───── The input

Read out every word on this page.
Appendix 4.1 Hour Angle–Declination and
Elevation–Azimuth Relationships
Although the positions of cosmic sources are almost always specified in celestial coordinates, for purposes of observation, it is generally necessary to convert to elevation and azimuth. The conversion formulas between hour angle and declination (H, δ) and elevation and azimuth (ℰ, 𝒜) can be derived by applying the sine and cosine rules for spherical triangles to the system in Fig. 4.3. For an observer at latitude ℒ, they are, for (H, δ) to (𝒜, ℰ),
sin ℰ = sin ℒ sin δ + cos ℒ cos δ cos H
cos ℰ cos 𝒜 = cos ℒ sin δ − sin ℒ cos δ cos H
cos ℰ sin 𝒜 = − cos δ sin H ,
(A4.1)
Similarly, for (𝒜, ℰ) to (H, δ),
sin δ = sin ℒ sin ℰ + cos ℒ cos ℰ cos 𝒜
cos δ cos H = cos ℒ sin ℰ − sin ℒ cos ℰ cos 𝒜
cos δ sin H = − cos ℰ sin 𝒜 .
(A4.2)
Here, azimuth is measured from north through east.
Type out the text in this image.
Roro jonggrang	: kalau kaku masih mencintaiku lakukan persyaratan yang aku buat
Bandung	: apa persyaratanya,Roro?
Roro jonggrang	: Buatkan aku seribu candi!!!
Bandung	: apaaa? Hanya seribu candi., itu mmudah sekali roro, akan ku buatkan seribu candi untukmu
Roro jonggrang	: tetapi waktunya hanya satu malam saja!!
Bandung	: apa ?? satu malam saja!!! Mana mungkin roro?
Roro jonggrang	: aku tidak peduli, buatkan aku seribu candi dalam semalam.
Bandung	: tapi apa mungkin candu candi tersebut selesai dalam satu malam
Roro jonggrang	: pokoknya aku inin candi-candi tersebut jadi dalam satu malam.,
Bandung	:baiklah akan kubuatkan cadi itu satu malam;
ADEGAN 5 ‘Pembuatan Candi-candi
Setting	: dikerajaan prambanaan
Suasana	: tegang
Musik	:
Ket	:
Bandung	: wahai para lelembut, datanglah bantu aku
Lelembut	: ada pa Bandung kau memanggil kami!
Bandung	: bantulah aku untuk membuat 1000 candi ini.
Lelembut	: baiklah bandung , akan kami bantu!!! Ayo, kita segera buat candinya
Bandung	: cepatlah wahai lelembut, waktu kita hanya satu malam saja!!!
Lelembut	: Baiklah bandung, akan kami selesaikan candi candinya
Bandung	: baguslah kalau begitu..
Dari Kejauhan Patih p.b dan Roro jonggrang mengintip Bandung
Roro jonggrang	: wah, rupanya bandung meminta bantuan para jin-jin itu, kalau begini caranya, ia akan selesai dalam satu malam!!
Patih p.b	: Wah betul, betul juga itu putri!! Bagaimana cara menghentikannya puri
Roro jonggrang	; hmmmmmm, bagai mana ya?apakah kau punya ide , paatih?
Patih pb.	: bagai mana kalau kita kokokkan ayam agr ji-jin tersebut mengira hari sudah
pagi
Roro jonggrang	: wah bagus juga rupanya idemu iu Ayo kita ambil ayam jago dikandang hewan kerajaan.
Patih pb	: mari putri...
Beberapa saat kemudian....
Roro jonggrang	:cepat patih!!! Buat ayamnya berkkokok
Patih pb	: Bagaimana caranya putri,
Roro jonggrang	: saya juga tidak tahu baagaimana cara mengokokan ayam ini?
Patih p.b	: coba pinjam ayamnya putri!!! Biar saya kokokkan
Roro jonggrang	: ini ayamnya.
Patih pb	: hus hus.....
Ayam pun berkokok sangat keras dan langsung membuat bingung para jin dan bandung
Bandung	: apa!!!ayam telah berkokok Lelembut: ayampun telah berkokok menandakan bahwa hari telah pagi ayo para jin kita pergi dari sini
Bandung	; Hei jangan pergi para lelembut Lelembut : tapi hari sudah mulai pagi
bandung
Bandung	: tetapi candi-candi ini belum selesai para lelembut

──────────

Find and count the lines of the data that include the string "berkokok", and report that figure by itself.

2